— STATED PROBLEM —
Pick every line with "smoothed" from the material below.
== == ==
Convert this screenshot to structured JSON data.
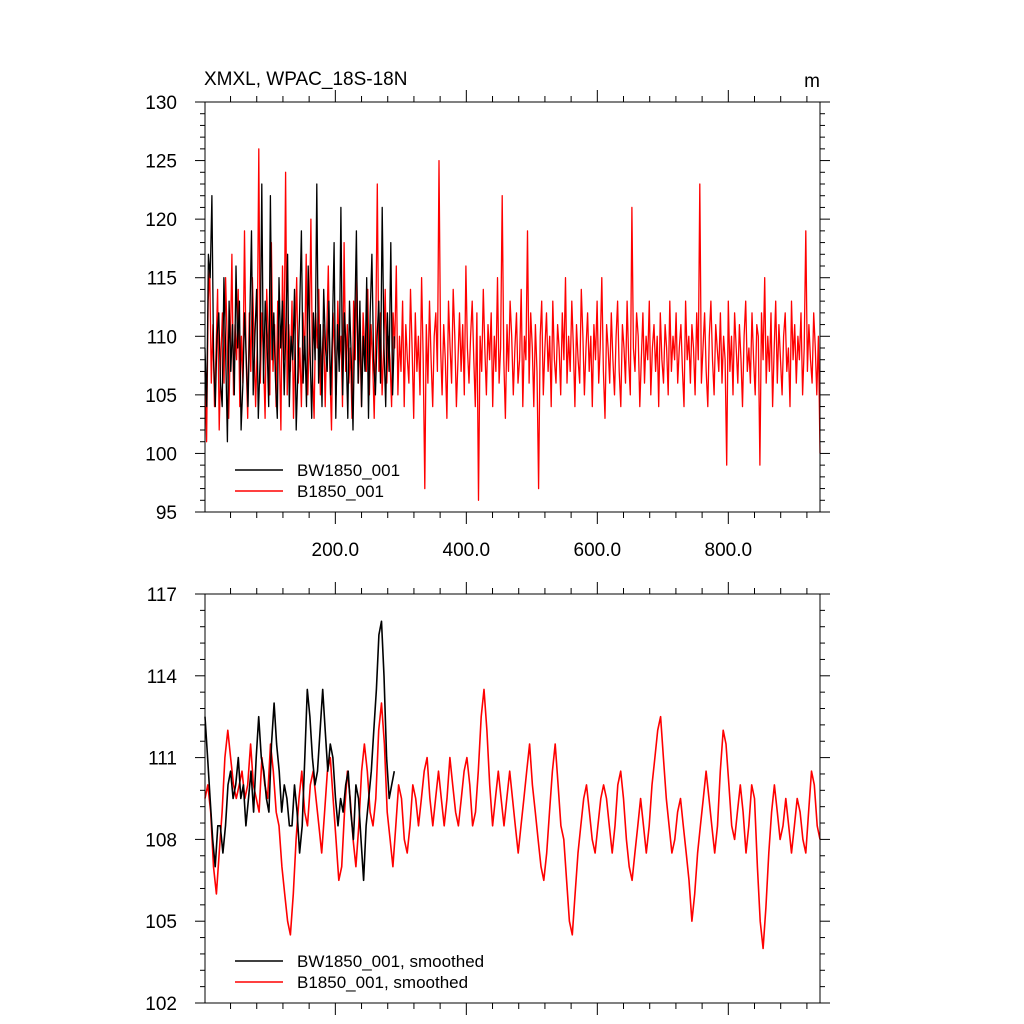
{
  "chart_data": [
    {
      "type": "line",
      "title": "XMXL, WPAC_18S-18N",
      "units": "m",
      "xlabel": "",
      "ylabel": "",
      "xlim": [
        1,
        940
      ],
      "ylim": [
        95,
        130
      ],
      "xticks": [
        200,
        400,
        600,
        800
      ],
      "xtick_labels": [
        "200.0",
        "400.0",
        "600.0",
        "800.0"
      ],
      "yticks": [
        95,
        100,
        105,
        110,
        115,
        120,
        125,
        130
      ],
      "ytick_labels": [
        "95",
        "100",
        "105",
        "110",
        "115",
        "120",
        "125",
        "130"
      ],
      "legend_position": "bottom-left",
      "series": [
        {
          "name": "BW1850_001",
          "color": "#000000",
          "x_start": 1,
          "x_end": 290,
          "values": [
            109,
            104,
            117,
            115,
            122,
            108,
            104,
            110,
            112,
            106,
            104,
            115,
            109,
            101,
            113,
            107,
            111,
            105,
            116,
            109,
            113,
            102,
            106,
            112,
            108,
            104,
            111,
            119,
            105,
            110,
            114,
            103,
            108,
            123,
            106,
            113,
            110,
            104,
            122,
            108,
            112,
            106,
            103,
            115,
            109,
            113,
            105,
            111,
            117,
            104,
            110,
            108,
            114,
            102,
            107,
            112,
            119,
            106,
            110,
            104,
            116,
            109,
            103,
            112,
            108,
            123,
            106,
            111,
            104,
            114,
            109,
            107,
            113,
            105,
            110,
            118,
            103,
            111,
            107,
            121,
            105,
            112,
            109,
            103,
            113,
            108,
            102,
            111,
            119,
            106,
            113,
            104,
            110,
            107,
            115,
            103,
            112,
            117,
            108,
            105,
            110,
            113,
            106,
            121,
            109,
            104,
            112,
            107,
            118,
            105,
            110
          ]
        },
        {
          "name": "B1850_001",
          "color": "#ff0000",
          "x_start": 1,
          "x_end": 940,
          "values": [
            107,
            101,
            113,
            116,
            106,
            111,
            104,
            109,
            114,
            102,
            108,
            112,
            106,
            115,
            110,
            103,
            109,
            117,
            105,
            111,
            108,
            114,
            104,
            110,
            106,
            119,
            108,
            103,
            112,
            107,
            115,
            110,
            104,
            109,
            126,
            106,
            112,
            108,
            103,
            114,
            110,
            105,
            118,
            107,
            111,
            104,
            113,
            109,
            102,
            116,
            108,
            124,
            105,
            111,
            107,
            113,
            103,
            110,
            115,
            106,
            109,
            104,
            112,
            108,
            117,
            105,
            110,
            120,
            107,
            103,
            112,
            109,
            114,
            105,
            108,
            111,
            104,
            110,
            116,
            107,
            102,
            112,
            109,
            105,
            113,
            108,
            110,
            104,
            118,
            107,
            111,
            106,
            109,
            103,
            113,
            108,
            115,
            106,
            110,
            104,
            112,
            109,
            107,
            114,
            105,
            111,
            108,
            103,
            110,
            123,
            107,
            112,
            105,
            109,
            114,
            106,
            110,
            108,
            104,
            112,
            109,
            116,
            105,
            110,
            107,
            113,
            104,
            111,
            108,
            106,
            114,
            109,
            103,
            112,
            107,
            110,
            105,
            115,
            108,
            97,
            111,
            106,
            113,
            108,
            104,
            110,
            112,
            107,
            125,
            109,
            105,
            111,
            108,
            103,
            113,
            109,
            106,
            114,
            110,
            104,
            108,
            112,
            107,
            111,
            105,
            116,
            109,
            106,
            110,
            113,
            108,
            104,
            112,
            96,
            110,
            107,
            114,
            109,
            105,
            111,
            108,
            112,
            104,
            110,
            107,
            115,
            106,
            109,
            122,
            108,
            103,
            111,
            107,
            113,
            110,
            105,
            109,
            112,
            106,
            108,
            114,
            104,
            110,
            108,
            119,
            106,
            112,
            109,
            104,
            111,
            107,
            97,
            110,
            113,
            105,
            109,
            112,
            107,
            110,
            104,
            113,
            108,
            106,
            111,
            109,
            105,
            112,
            108,
            115,
            106,
            110,
            107,
            113,
            109,
            104,
            111,
            108,
            106,
            114,
            110,
            105,
            109,
            112,
            107,
            110,
            104,
            111,
            108,
            113,
            106,
            109,
            115,
            107,
            103,
            111,
            109,
            106,
            112,
            108,
            105,
            110,
            113,
            107,
            104,
            111,
            109,
            106,
            113,
            108,
            105,
            121,
            109,
            107,
            112,
            110,
            104,
            108,
            112,
            106,
            110,
            108,
            113,
            105,
            109,
            111,
            107,
            110,
            104,
            112,
            108,
            106,
            111,
            109,
            105,
            113,
            107,
            110,
            108,
            112,
            106,
            109,
            111,
            107,
            104,
            113,
            108,
            110,
            106,
            111,
            109,
            105,
            112,
            108,
            123,
            106,
            109,
            112,
            107,
            104,
            110,
            113,
            108,
            105,
            111,
            109,
            107,
            112,
            106,
            110,
            108,
            99,
            113,
            107,
            110,
            105,
            112,
            109,
            106,
            111,
            108,
            104,
            110,
            113,
            107,
            109,
            106,
            112,
            108,
            105,
            111,
            110,
            99,
            112,
            108,
            115,
            106,
            110,
            107,
            112,
            104,
            109,
            113,
            106,
            111,
            108,
            105,
            110,
            112,
            107,
            109,
            104,
            113,
            108,
            111,
            106,
            110,
            108,
            112,
            105,
            109,
            119,
            107,
            111,
            108,
            106,
            112,
            109,
            105,
            110,
            100
          ]
        }
      ]
    },
    {
      "type": "line",
      "title": "",
      "xlabel": "",
      "ylabel": "",
      "xlim": [
        1,
        940
      ],
      "ylim": [
        102,
        117
      ],
      "xticks": [
        200,
        400,
        600,
        800
      ],
      "yticks": [
        102,
        105,
        108,
        111,
        114,
        117
      ],
      "ytick_labels": [
        "102",
        "105",
        "108",
        "111",
        "114",
        "117"
      ],
      "legend_position": "bottom-left",
      "series": [
        {
          "name": "BW1850_001, smoothed",
          "color": "#000000",
          "x_start": 1,
          "x_end": 290,
          "values": [
            112.5,
            111,
            109.5,
            108,
            107,
            108.5,
            108.5,
            107.5,
            108.5,
            110,
            110.5,
            109.5,
            110,
            111,
            109.5,
            110,
            108.5,
            109.5,
            110.5,
            109,
            111,
            112.5,
            111,
            110.5,
            109.5,
            109,
            111.5,
            113,
            111.5,
            110.5,
            109,
            110,
            109.5,
            108.5,
            108.5,
            110,
            109,
            107.5,
            108.5,
            111,
            113.5,
            112.5,
            111,
            110,
            110.5,
            112,
            113.5,
            112,
            110.5,
            111.5,
            111,
            109.5,
            108.5,
            109.5,
            109,
            110,
            110.5,
            109,
            108,
            110,
            109.5,
            108,
            106.5,
            108.5,
            109.5,
            110.5,
            112,
            113.5,
            115.5,
            116,
            114,
            111,
            109.5,
            110,
            110.5
          ]
        },
        {
          "name": "B1850_001, smoothed",
          "color": "#ff0000",
          "x_start": 1,
          "x_end": 940,
          "values": [
            109.5,
            110,
            109,
            107,
            106,
            107.5,
            109,
            111,
            112,
            111,
            110,
            109.5,
            110,
            110.5,
            109.5,
            110,
            111.5,
            110,
            109.5,
            109,
            111,
            110,
            109.5,
            111.5,
            110.5,
            109,
            108.5,
            107,
            106,
            105,
            104.5,
            106,
            108,
            109.5,
            110.5,
            109,
            108.5,
            110,
            110.5,
            109.5,
            108.5,
            107.5,
            109,
            110.5,
            111,
            109.5,
            108,
            106.5,
            107,
            109,
            110.5,
            109.5,
            108,
            107,
            108.5,
            110.5,
            111.5,
            110.5,
            109,
            108.5,
            109.5,
            112,
            113,
            111.5,
            109,
            108,
            107,
            108.5,
            110,
            109.5,
            108,
            107.5,
            108.5,
            110,
            109.5,
            108.5,
            109.5,
            110.5,
            111,
            109.5,
            108.5,
            109.5,
            110.5,
            109.5,
            108.5,
            109.5,
            111,
            110,
            109,
            108.5,
            109.5,
            110.5,
            111,
            110,
            108.5,
            109,
            110.5,
            112.5,
            113.5,
            112,
            110,
            108.5,
            109.5,
            110.5,
            109.5,
            108.5,
            109.5,
            110.5,
            109.5,
            108.5,
            107.5,
            108.5,
            109.5,
            110.5,
            111.5,
            110,
            109,
            108,
            107,
            106.5,
            107.5,
            109,
            110.5,
            111.5,
            110,
            108.5,
            108,
            106.5,
            105,
            104.5,
            106,
            107.5,
            108.5,
            109.5,
            110,
            109,
            108,
            107.5,
            108.5,
            109.5,
            110,
            109.5,
            108.5,
            107.5,
            108.5,
            110,
            110.5,
            109.5,
            108,
            107,
            106.5,
            107.5,
            108.5,
            109.5,
            108.5,
            107.5,
            108.5,
            110,
            111,
            112,
            112.5,
            111,
            109.5,
            108.5,
            107.5,
            108,
            109,
            109.5,
            108.5,
            107.5,
            106.5,
            105,
            106,
            107.5,
            108.5,
            109.5,
            110.5,
            109.5,
            108.5,
            107.5,
            108.5,
            110.5,
            112,
            111.5,
            110,
            108.5,
            108,
            109,
            110,
            109,
            107.5,
            108.5,
            110,
            109.5,
            107,
            105,
            104,
            105.5,
            107.5,
            109,
            110,
            109,
            108,
            108.5,
            109.5,
            108.5,
            107.5,
            108.5,
            109.5,
            109,
            108,
            107.5,
            109,
            110.5,
            110,
            108.5,
            108
          ]
        }
      ]
    }
  ]
}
== == ==
— SOLVED EXERCISE —
          "name": "BW1850_001, smoothed",
          "name": "B1850_001, smoothed",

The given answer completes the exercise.